# Exercise instructions:
Keep only the lines of the data below that contain "Last", and copy them.

# Records to use:
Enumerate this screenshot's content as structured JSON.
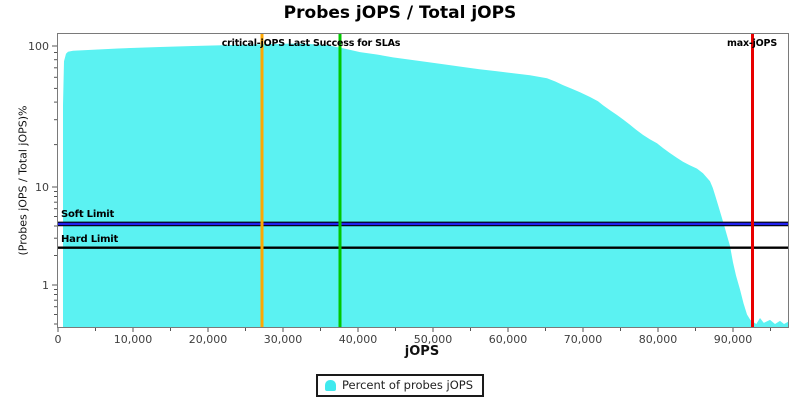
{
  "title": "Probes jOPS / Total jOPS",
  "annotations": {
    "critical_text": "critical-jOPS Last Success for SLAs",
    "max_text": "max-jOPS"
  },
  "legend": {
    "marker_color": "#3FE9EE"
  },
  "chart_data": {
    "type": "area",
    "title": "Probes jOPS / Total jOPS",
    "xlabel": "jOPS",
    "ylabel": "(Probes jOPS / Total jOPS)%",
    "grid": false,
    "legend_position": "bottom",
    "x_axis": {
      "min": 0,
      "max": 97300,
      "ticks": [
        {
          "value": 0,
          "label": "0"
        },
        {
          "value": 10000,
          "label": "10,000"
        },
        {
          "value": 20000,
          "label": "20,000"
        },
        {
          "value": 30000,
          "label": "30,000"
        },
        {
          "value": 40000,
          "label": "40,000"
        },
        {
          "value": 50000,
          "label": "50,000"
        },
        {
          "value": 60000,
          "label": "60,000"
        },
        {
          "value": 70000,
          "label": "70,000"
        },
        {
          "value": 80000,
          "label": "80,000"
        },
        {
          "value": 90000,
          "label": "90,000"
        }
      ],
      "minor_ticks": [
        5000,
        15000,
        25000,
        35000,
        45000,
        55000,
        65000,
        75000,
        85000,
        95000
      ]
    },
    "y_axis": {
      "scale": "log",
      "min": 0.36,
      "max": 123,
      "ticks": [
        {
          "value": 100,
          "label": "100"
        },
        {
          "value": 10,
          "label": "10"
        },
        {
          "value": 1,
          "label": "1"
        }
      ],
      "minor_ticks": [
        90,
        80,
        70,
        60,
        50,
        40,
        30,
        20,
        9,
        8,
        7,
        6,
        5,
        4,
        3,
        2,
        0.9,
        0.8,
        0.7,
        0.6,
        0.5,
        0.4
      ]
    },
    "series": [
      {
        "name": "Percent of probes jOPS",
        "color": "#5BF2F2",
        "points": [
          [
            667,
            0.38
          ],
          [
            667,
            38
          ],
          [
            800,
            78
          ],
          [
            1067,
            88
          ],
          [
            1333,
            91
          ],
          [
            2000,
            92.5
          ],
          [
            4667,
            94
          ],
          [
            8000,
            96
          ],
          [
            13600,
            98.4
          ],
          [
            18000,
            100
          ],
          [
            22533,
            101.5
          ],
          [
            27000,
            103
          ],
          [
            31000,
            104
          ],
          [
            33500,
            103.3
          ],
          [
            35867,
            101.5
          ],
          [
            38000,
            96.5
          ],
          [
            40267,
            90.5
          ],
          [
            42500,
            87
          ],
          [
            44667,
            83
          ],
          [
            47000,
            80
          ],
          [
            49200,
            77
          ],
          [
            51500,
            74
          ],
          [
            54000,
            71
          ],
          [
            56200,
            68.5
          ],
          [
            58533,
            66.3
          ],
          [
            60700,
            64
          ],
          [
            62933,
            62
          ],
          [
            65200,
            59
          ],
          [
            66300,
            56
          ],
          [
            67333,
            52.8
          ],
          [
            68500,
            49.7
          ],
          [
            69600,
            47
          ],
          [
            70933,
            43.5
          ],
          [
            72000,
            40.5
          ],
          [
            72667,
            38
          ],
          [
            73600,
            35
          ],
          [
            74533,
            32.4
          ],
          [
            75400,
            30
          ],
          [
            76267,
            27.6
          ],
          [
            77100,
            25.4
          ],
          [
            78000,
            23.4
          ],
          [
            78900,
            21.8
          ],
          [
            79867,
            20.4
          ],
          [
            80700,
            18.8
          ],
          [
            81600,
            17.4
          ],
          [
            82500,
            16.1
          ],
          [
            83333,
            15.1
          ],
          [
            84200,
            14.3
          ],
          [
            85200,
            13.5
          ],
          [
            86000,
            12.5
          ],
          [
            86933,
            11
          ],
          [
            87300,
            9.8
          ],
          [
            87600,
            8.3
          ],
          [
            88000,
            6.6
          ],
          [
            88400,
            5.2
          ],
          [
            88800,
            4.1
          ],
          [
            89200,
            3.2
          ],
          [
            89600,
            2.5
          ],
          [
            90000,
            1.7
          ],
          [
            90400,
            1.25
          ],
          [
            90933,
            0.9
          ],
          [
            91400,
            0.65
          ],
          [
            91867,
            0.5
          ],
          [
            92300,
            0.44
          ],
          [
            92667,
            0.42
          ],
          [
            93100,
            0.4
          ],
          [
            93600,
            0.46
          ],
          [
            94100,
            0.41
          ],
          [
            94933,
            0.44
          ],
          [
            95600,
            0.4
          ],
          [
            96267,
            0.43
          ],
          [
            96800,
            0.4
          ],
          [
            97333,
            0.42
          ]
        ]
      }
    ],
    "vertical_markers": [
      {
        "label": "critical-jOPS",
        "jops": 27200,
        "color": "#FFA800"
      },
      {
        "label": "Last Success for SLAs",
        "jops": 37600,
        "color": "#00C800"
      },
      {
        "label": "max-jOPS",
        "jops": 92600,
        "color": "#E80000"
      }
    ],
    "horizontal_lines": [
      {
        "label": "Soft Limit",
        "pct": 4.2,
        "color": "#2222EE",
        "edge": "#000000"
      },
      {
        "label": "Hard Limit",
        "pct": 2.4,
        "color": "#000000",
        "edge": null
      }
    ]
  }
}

* * *

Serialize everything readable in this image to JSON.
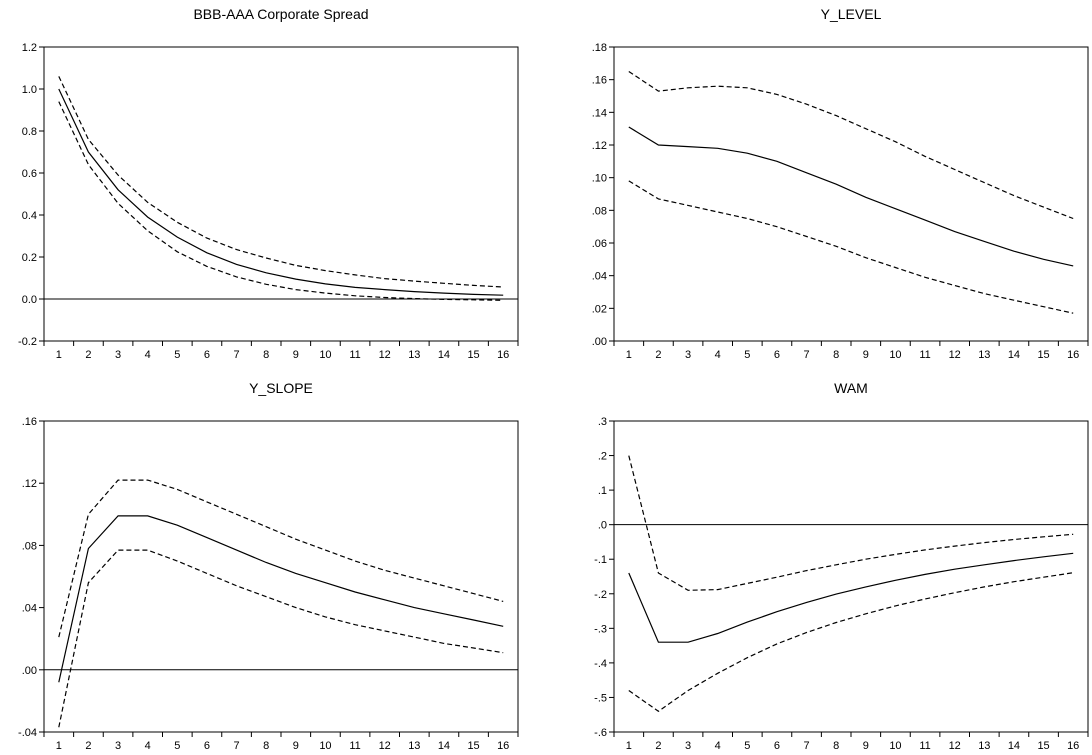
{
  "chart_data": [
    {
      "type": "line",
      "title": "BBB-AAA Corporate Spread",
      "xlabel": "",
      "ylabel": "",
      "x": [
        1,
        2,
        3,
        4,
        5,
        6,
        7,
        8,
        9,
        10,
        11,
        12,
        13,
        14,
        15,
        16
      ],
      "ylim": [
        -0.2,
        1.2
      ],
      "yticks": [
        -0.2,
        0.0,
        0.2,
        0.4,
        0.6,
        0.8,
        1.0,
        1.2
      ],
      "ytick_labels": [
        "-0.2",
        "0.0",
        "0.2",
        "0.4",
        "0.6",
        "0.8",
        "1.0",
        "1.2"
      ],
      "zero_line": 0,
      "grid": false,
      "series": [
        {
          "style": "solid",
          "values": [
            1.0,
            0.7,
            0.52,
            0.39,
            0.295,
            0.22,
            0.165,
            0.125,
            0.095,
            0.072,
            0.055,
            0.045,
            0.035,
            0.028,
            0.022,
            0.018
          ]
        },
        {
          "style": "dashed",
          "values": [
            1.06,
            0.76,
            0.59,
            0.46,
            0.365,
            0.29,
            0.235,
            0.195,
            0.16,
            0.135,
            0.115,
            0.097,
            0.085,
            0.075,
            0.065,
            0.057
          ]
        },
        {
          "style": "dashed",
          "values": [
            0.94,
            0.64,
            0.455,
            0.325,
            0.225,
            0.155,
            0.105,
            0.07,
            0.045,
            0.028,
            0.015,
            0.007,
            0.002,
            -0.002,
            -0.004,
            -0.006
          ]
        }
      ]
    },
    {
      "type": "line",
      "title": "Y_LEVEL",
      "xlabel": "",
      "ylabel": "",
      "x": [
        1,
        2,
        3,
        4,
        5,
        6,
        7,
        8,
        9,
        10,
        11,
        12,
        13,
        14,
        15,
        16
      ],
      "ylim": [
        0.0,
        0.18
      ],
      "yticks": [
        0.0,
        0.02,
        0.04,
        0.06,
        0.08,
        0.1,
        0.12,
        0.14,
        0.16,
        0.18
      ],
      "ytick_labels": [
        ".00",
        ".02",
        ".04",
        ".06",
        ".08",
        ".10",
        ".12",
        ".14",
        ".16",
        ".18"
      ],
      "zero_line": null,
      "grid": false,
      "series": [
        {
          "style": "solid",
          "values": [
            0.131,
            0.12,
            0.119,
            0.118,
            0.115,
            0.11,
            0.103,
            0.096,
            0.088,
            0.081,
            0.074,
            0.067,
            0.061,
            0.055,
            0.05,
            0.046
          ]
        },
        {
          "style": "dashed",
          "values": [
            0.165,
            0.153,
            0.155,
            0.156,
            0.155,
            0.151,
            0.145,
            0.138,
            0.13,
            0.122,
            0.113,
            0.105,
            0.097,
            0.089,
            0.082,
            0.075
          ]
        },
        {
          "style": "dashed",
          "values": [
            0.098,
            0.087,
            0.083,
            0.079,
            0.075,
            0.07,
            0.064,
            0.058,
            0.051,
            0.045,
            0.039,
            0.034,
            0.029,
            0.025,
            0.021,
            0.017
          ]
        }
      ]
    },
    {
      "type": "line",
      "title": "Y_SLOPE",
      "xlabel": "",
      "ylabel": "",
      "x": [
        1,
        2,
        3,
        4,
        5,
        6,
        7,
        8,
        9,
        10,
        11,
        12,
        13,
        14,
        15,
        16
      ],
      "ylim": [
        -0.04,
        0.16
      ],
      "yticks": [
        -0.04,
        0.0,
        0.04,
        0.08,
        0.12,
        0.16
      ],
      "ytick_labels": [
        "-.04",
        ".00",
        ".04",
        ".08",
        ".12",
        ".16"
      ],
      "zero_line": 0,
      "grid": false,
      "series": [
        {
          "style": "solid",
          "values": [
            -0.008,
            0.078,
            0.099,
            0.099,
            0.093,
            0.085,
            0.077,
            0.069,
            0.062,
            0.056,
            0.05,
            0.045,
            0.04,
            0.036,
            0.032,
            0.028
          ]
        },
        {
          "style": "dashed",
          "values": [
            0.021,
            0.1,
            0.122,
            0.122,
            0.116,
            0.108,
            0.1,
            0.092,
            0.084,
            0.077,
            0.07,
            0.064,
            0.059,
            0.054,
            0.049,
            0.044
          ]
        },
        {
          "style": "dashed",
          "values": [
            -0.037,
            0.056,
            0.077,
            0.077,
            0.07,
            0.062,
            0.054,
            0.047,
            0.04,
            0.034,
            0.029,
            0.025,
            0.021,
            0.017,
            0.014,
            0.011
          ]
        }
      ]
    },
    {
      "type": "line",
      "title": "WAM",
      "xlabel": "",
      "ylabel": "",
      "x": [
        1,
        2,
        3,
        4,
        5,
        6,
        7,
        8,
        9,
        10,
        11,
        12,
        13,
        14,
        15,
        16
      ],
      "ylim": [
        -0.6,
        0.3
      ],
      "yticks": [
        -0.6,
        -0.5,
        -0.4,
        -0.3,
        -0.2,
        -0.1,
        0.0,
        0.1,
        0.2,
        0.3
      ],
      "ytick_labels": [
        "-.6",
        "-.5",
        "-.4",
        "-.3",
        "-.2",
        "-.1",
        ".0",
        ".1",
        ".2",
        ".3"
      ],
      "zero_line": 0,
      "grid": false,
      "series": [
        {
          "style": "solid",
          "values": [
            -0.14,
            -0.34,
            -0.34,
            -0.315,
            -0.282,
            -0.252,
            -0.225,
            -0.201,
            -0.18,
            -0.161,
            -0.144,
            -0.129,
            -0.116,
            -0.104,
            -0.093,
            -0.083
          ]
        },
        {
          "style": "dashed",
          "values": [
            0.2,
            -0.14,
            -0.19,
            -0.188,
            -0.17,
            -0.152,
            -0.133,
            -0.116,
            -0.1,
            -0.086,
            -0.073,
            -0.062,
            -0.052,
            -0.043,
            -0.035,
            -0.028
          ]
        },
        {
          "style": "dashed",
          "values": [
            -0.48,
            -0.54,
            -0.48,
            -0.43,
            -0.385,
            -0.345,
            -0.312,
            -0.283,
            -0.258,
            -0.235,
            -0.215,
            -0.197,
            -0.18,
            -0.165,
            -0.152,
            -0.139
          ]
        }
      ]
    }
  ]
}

# Correct answer:
    "critical_text": "critical-jOPS Last Success for SLAs",
        "label": "Last Success for SLAs",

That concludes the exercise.